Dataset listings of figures
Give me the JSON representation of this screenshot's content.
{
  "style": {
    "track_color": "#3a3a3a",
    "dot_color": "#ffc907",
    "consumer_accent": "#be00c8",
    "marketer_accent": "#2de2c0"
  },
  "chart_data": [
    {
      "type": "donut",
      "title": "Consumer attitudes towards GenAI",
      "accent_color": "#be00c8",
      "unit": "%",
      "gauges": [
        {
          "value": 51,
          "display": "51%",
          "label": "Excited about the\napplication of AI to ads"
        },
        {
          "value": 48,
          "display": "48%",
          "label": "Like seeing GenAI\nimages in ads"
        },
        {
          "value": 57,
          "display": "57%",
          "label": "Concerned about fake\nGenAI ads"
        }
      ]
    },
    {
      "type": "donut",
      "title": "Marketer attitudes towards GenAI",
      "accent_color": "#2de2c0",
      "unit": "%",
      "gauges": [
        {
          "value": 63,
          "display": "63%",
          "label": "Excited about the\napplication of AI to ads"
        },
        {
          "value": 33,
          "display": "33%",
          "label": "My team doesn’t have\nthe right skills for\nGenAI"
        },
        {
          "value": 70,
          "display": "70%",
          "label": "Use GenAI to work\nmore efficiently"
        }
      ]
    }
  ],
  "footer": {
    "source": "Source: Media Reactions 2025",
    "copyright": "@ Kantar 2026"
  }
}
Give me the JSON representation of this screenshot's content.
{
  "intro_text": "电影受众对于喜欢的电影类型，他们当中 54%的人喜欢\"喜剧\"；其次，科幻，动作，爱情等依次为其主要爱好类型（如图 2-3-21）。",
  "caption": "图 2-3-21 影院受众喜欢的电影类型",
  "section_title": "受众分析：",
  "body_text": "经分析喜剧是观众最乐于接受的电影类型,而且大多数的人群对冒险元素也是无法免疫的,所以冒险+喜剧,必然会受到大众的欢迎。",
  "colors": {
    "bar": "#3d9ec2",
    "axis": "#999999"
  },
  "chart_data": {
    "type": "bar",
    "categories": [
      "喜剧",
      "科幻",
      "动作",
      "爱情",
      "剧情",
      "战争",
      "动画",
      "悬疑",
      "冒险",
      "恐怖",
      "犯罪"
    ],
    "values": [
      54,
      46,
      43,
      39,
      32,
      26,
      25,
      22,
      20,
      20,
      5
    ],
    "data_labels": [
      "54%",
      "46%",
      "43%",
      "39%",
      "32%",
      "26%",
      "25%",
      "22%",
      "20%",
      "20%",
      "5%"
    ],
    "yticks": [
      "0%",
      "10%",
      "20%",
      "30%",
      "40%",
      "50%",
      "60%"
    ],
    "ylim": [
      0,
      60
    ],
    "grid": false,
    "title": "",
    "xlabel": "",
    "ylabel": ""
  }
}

> _What to produce_: Retype each record exactly, leaving nothing out.

> _Result of this exercise_:
Give me the JSON representation of this screenshot's content.
{
  "style": {
    "track_color": "#3a3a3a",
    "dot_color": "#ffc907",
    "consumer_accent": "#be00c8",
    "marketer_accent": "#2de2c0"
  },
  "chart_data": [
    {
      "type": "donut",
      "title": "Consumer attitudes towards GenAI",
      "accent_color": "#be00c8",
      "unit": "%",
      "gauges": [
        {
          "value": 51,
          "display": "51%",
          "label": "Excited about the\napplication of AI to ads"
        },
        {
          "value": 48,
          "display": "48%",
          "label": "Like seeing GenAI\nimages in ads"
        },
        {
          "value": 57,
          "display": "57%",
          "label": "Concerned about fake\nGenAI ads"
        }
      ]
    },
    {
      "type": "donut",
      "title": "Marketer attitudes towards GenAI",
      "accent_color": "#2de2c0",
      "unit": "%",
      "gauges": [
        {
          "value": 63,
          "display": "63%",
          "label": "Excited about the\napplication of AI to ads"
        },
        {
          "value": 33,
          "display": "33%",
          "label": "My team doesn’t have\nthe right skills for\nGenAI"
        },
        {
          "value": 70,
          "display": "70%",
          "label": "Use GenAI to work\nmore efficiently"
        }
      ]
    }
  ],
  "footer": {
    "source": "Source: Media Reactions 2025",
    "copyright": "@ Kantar 2026"
  }
}
Give me the JSON representation of this screenshot's content.
{
  "intro_text": "电影受众对于喜欢的电影类型，他们当中 54%的人喜欢\"喜剧\"；其次，科幻，动作，爱情等依次为其主要爱好类型（如图 2-3-21）。",
  "caption": "图 2-3-21 影院受众喜欢的电影类型",
  "section_title": "受众分析：",
  "body_text": "经分析喜剧是观众最乐于接受的电影类型,而且大多数的人群对冒险元素也是无法免疫的,所以冒险+喜剧,必然会受到大众的欢迎。",
  "colors": {
    "bar": "#3d9ec2",
    "axis": "#999999"
  },
  "chart_data": {
    "type": "bar",
    "categories": [
      "喜剧",
      "科幻",
      "动作",
      "爱情",
      "剧情",
      "战争",
      "动画",
      "悬疑",
      "冒险",
      "恐怖",
      "犯罪"
    ],
    "values": [
      54,
      46,
      43,
      39,
      32,
      26,
      25,
      22,
      20,
      20,
      5
    ],
    "data_labels": [
      "54%",
      "46%",
      "43%",
      "39%",
      "32%",
      "26%",
      "25%",
      "22%",
      "20%",
      "20%",
      "5%"
    ],
    "yticks": [
      "0%",
      "10%",
      "20%",
      "30%",
      "40%",
      "50%",
      "60%"
    ],
    "ylim": [
      0,
      60
    ],
    "grid": false,
    "title": "",
    "xlabel": "",
    "ylabel": ""
  }
}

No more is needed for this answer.